(Data entries)
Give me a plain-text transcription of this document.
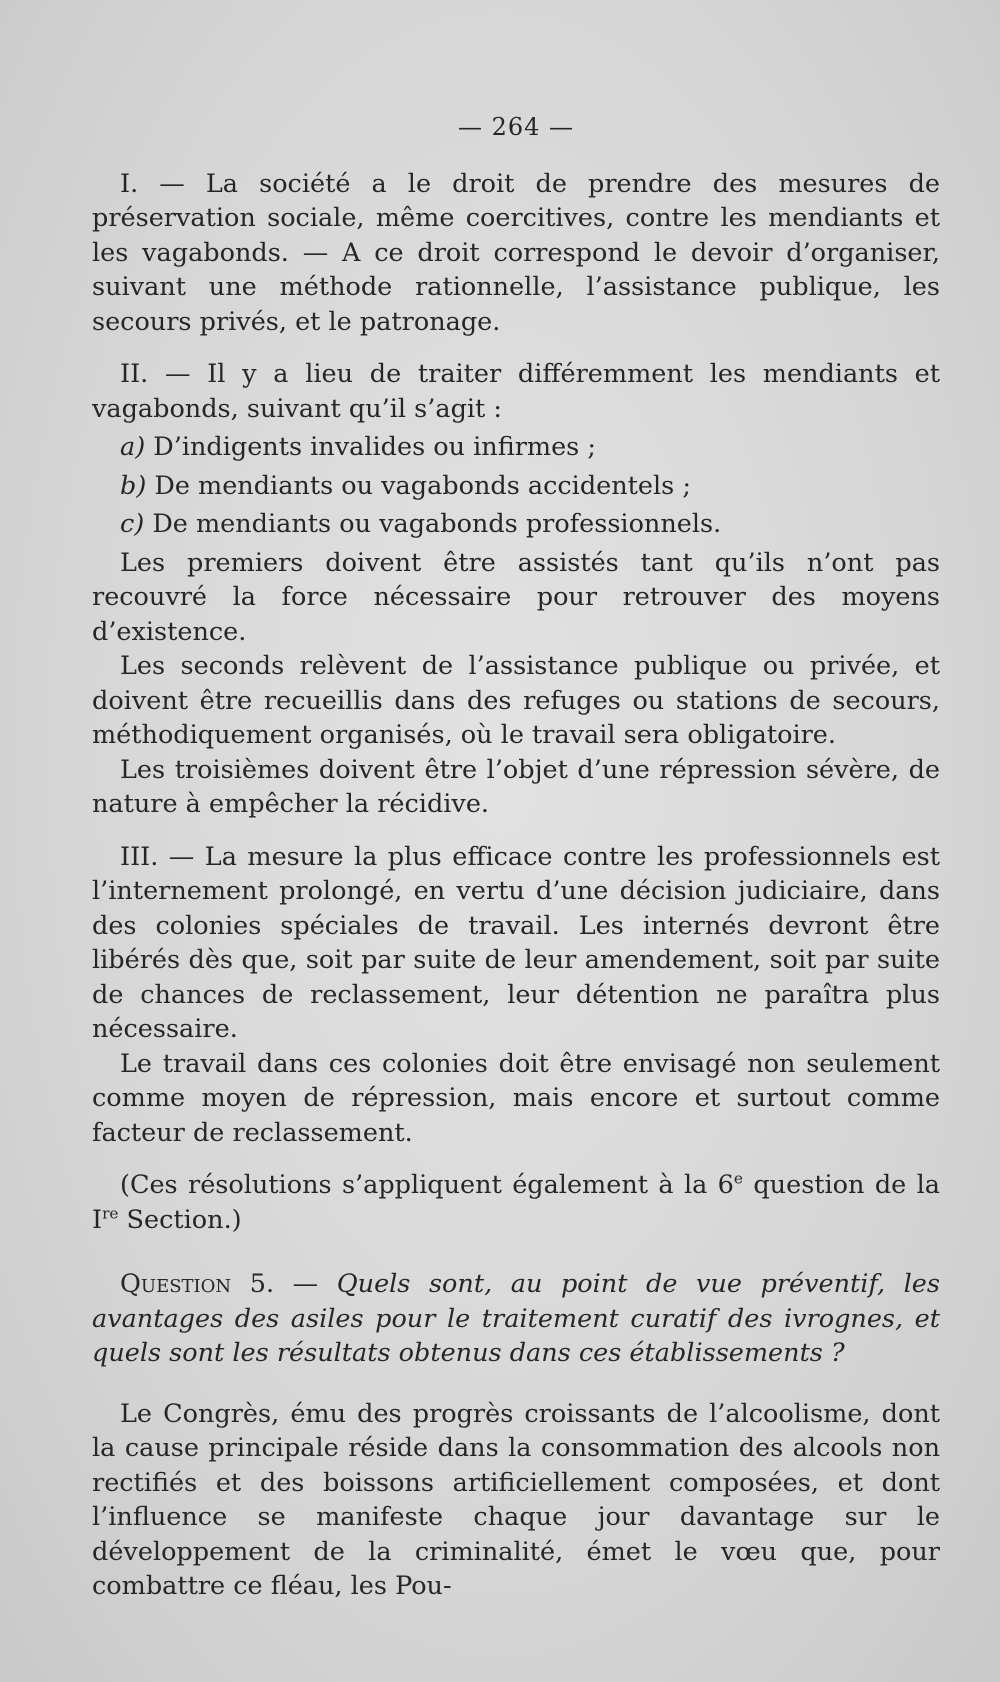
— 264 —

I. — La société a le droit de prendre des mesures de préservation sociale, même coercitives, contre les mendiants et les vagabonds. — A ce droit correspond le devoir d’organiser, suivant une méthode rationnelle, l’assistance publique, les secours privés, et le patronage.

II. — Il y a lieu de traiter différemment les mendiants et vagabonds, suivant qu’il s’agit :

a) D’indigents invalides ou infirmes ;

b) De mendiants ou vagabonds accidentels ;

c) De mendiants ou vagabonds professionnels.

Les premiers doivent être assistés tant qu’ils n’ont pas recouvré la force nécessaire pour retrouver des moyens d’existence.

Les seconds relèvent de l’assistance publique ou privée, et doivent être recueillis dans des refuges ou stations de secours, méthodiquement organisés, où le travail sera obligatoire.

Les troisièmes doivent être l’objet d’une répression sévère, de nature à empêcher la récidive.

III. — La mesure la plus efficace contre les professionnels est l’internement prolongé, en vertu d’une décision judiciaire, dans des colonies spéciales de travail. Les internés devront être libérés dès que, soit par suite de leur amendement, soit par suite de chances de reclassement, leur détention ne paraîtra plus nécessaire.

Le travail dans ces colonies doit être envisagé non seulement comme moyen de répression, mais encore et surtout comme facteur de reclassement.

(Ces résolutions s’appliquent également à la 6e question de la Ire Section.)

Question 5. — Quels sont, au point de vue préventif, les avantages des asiles pour le traitement curatif des ivrognes, et quels sont les résultats obtenus dans ces établissements ?

Le Congrès, ému des progrès croissants de l’alcoolisme, dont la cause principale réside dans la consommation des alcools non rectifiés et des boissons artificiellement composées, et dont l’influence se manifeste chaque jour davantage sur le développement de la criminalité, émet le vœu que, pour combattre ce fléau, les Pou-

◆ **WHAT YOU NEED TO DO**: Please write out all of the material above without changing a word, and omit any pictures.

◆ **RESULT**:
Give me a plain-text transcription of this document.
— 264 —

I. — La société a le droit de prendre des mesures de préservation sociale, même coercitives, contre les mendiants et les vagabonds. — A ce droit correspond le devoir d’organiser, suivant une méthode rationnelle, l’assistance publique, les secours privés, et le patronage.

II. — Il y a lieu de traiter différemment les mendiants et vagabonds, suivant qu’il s’agit :

a) D’indigents invalides ou infirmes ;

b) De mendiants ou vagabonds accidentels ;

c) De mendiants ou vagabonds professionnels.

Les premiers doivent être assistés tant qu’ils n’ont pas recouvré la force nécessaire pour retrouver des moyens d’existence.

Les seconds relèvent de l’assistance publique ou privée, et doivent être recueillis dans des refuges ou stations de secours, méthodiquement organisés, où le travail sera obligatoire.

Les troisièmes doivent être l’objet d’une répression sévère, de nature à empêcher la récidive.

III. — La mesure la plus efficace contre les professionnels est l’internement prolongé, en vertu d’une décision judiciaire, dans des colonies spéciales de travail. Les internés devront être libérés dès que, soit par suite de leur amendement, soit par suite de chances de reclassement, leur détention ne paraîtra plus nécessaire.

Le travail dans ces colonies doit être envisagé non seulement comme moyen de répression, mais encore et surtout comme facteur de reclassement.

(Ces résolutions s’appliquent également à la 6e question de la Ire Section.)

Question 5. — Quels sont, au point de vue préventif, les avantages des asiles pour le traitement curatif des ivrognes, et quels sont les résultats obtenus dans ces établissements ?

Le Congrès, ému des progrès croissants de l’alcoolisme, dont la cause principale réside dans la consommation des alcools non rectifiés et des boissons artificiellement composées, et dont l’influence se manifeste chaque jour davantage sur le développement de la criminalité, émet le vœu que, pour combattre ce fléau, les Pou-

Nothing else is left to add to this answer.